▶ _ENTRIES PROVIDED_
####################

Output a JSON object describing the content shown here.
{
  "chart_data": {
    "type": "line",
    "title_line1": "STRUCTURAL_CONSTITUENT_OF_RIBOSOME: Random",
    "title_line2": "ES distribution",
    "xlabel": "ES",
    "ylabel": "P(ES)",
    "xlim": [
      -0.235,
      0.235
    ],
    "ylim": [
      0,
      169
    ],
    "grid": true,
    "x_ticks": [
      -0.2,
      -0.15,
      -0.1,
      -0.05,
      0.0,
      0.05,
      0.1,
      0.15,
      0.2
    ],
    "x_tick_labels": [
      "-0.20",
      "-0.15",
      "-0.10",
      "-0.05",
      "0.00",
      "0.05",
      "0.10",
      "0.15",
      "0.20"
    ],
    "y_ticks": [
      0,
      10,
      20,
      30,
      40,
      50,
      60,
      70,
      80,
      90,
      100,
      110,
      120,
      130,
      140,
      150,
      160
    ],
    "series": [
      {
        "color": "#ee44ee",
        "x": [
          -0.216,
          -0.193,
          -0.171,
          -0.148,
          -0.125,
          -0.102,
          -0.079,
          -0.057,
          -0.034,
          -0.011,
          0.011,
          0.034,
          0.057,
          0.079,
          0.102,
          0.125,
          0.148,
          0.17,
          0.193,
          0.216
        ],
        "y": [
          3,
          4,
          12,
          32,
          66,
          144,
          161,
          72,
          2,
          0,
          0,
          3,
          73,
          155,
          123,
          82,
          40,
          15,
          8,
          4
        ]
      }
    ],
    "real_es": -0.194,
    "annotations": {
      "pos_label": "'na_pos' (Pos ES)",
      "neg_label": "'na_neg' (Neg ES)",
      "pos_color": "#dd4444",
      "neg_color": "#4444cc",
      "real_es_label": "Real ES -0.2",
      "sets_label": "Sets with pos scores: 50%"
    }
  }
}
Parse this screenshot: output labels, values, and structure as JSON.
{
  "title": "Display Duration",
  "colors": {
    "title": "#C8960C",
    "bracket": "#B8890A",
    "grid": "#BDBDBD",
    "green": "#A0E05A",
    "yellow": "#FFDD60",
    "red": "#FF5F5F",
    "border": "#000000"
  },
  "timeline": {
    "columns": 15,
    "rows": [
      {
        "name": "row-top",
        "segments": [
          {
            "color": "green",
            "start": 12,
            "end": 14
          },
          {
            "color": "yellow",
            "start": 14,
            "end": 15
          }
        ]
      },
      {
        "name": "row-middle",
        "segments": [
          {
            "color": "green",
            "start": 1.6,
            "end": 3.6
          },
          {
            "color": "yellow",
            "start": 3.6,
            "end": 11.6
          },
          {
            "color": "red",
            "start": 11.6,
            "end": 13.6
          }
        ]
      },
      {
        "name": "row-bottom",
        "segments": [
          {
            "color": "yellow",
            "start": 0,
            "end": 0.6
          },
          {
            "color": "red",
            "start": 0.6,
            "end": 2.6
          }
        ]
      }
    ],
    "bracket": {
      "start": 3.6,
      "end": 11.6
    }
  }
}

####################

▶ _WHAT IS NEEDED_
Copy every record exactly, with nothing added or dropped.

▶ _WRITTEN RESPONSE_
Output a JSON object describing the content shown here.
{
  "chart_data": {
    "type": "line",
    "title_line1": "STRUCTURAL_CONSTITUENT_OF_RIBOSOME: Random",
    "title_line2": "ES distribution",
    "xlabel": "ES",
    "ylabel": "P(ES)",
    "xlim": [
      -0.235,
      0.235
    ],
    "ylim": [
      0,
      169
    ],
    "grid": true,
    "x_ticks": [
      -0.2,
      -0.15,
      -0.1,
      -0.05,
      0.0,
      0.05,
      0.1,
      0.15,
      0.2
    ],
    "x_tick_labels": [
      "-0.20",
      "-0.15",
      "-0.10",
      "-0.05",
      "0.00",
      "0.05",
      "0.10",
      "0.15",
      "0.20"
    ],
    "y_ticks": [
      0,
      10,
      20,
      30,
      40,
      50,
      60,
      70,
      80,
      90,
      100,
      110,
      120,
      130,
      140,
      150,
      160
    ],
    "series": [
      {
        "color": "#ee44ee",
        "x": [
          -0.216,
          -0.193,
          -0.171,
          -0.148,
          -0.125,
          -0.102,
          -0.079,
          -0.057,
          -0.034,
          -0.011,
          0.011,
          0.034,
          0.057,
          0.079,
          0.102,
          0.125,
          0.148,
          0.17,
          0.193,
          0.216
        ],
        "y": [
          3,
          4,
          12,
          32,
          66,
          144,
          161,
          72,
          2,
          0,
          0,
          3,
          73,
          155,
          123,
          82,
          40,
          15,
          8,
          4
        ]
      }
    ],
    "real_es": -0.194,
    "annotations": {
      "pos_label": "'na_pos' (Pos ES)",
      "neg_label": "'na_neg' (Neg ES)",
      "pos_color": "#dd4444",
      "neg_color": "#4444cc",
      "real_es_label": "Real ES -0.2",
      "sets_label": "Sets with pos scores: 50%"
    }
  }
}
Parse this screenshot: output labels, values, and structure as JSON.
{
  "title": "Display Duration",
  "colors": {
    "title": "#C8960C",
    "bracket": "#B8890A",
    "grid": "#BDBDBD",
    "green": "#A0E05A",
    "yellow": "#FFDD60",
    "red": "#FF5F5F",
    "border": "#000000"
  },
  "timeline": {
    "columns": 15,
    "rows": [
      {
        "name": "row-top",
        "segments": [
          {
            "color": "green",
            "start": 12,
            "end": 14
          },
          {
            "color": "yellow",
            "start": 14,
            "end": 15
          }
        ]
      },
      {
        "name": "row-middle",
        "segments": [
          {
            "color": "green",
            "start": 1.6,
            "end": 3.6
          },
          {
            "color": "yellow",
            "start": 3.6,
            "end": 11.6
          },
          {
            "color": "red",
            "start": 11.6,
            "end": 13.6
          }
        ]
      },
      {
        "name": "row-bottom",
        "segments": [
          {
            "color": "yellow",
            "start": 0,
            "end": 0.6
          },
          {
            "color": "red",
            "start": 0.6,
            "end": 2.6
          }
        ]
      }
    ],
    "bracket": {
      "start": 3.6,
      "end": 11.6
    }
  }
}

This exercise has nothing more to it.